## Task description
Where the data below has the string "this", return the whole line.

## START Dataset entries

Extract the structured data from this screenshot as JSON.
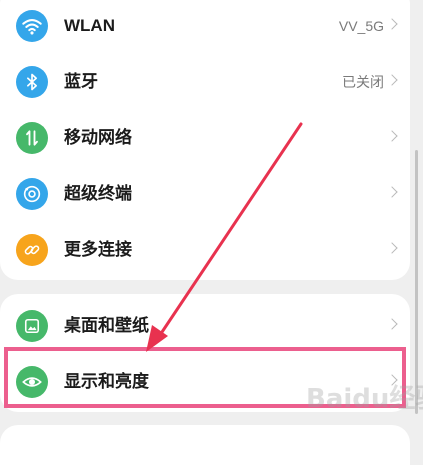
{
  "settings": {
    "network_items": [
      {
        "label": "WLAN",
        "value": "VV_5G",
        "icon": "wifi-icon",
        "color": "#34a6ea"
      },
      {
        "label": "蓝牙",
        "value": "已关闭",
        "icon": "bluetooth-icon",
        "color": "#34a6ea"
      },
      {
        "label": "移动网络",
        "value": "",
        "icon": "mobile-network-icon",
        "color": "#46b86a"
      },
      {
        "label": "超级终端",
        "value": "",
        "icon": "super-device-icon",
        "color": "#34a6ea"
      },
      {
        "label": "更多连接",
        "value": "",
        "icon": "link-icon",
        "color": "#f7a41c"
      }
    ],
    "display_items": [
      {
        "label": "桌面和壁纸",
        "value": "",
        "icon": "wallpaper-icon",
        "color": "#46b86a"
      },
      {
        "label": "显示和亮度",
        "value": "",
        "icon": "eye-icon",
        "color": "#46b86a"
      }
    ]
  },
  "annotation": {
    "highlight_color": "#ec5f8e",
    "arrow_color": "#e8324f",
    "watermark": "Baidu经验"
  }
}
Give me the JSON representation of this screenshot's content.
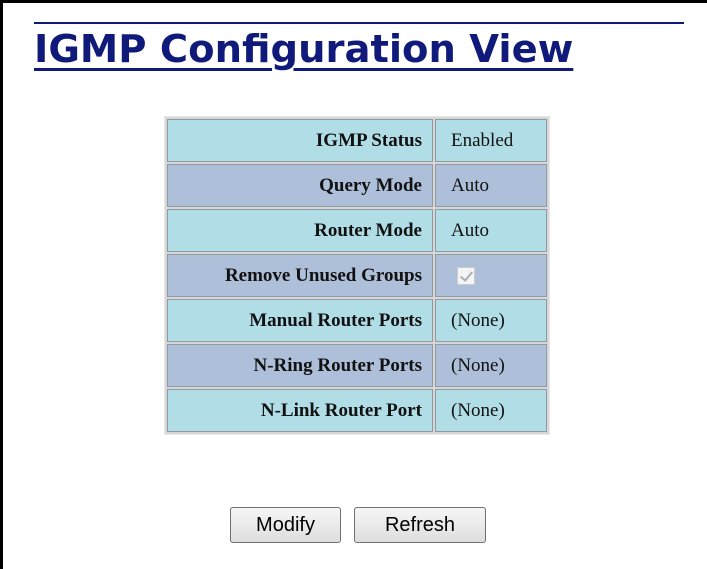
{
  "page": {
    "title": "IGMP Configuration View"
  },
  "settings": [
    {
      "label": "IGMP Status",
      "value": "Enabled"
    },
    {
      "label": "Query Mode",
      "value": "Auto"
    },
    {
      "label": "Router Mode",
      "value": "Auto"
    },
    {
      "label": "Remove Unused Groups",
      "value": null,
      "checked": true,
      "disabled": true
    },
    {
      "label": "Manual Router Ports",
      "value": "(None)"
    },
    {
      "label": "N-Ring Router Ports",
      "value": "(None)"
    },
    {
      "label": "N-Link Router Port",
      "value": "(None)"
    }
  ],
  "buttons": {
    "modify_label": "Modify",
    "refresh_label": "Refresh"
  },
  "colors": {
    "title": "#101a7a",
    "row_light": "#b0dde6",
    "row_dark": "#aebfd9"
  }
}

## END Dataset entries

## Full solution
Extract the structured data from this screenshot as JSON.
Give me the JSON representation of this screenshot's content.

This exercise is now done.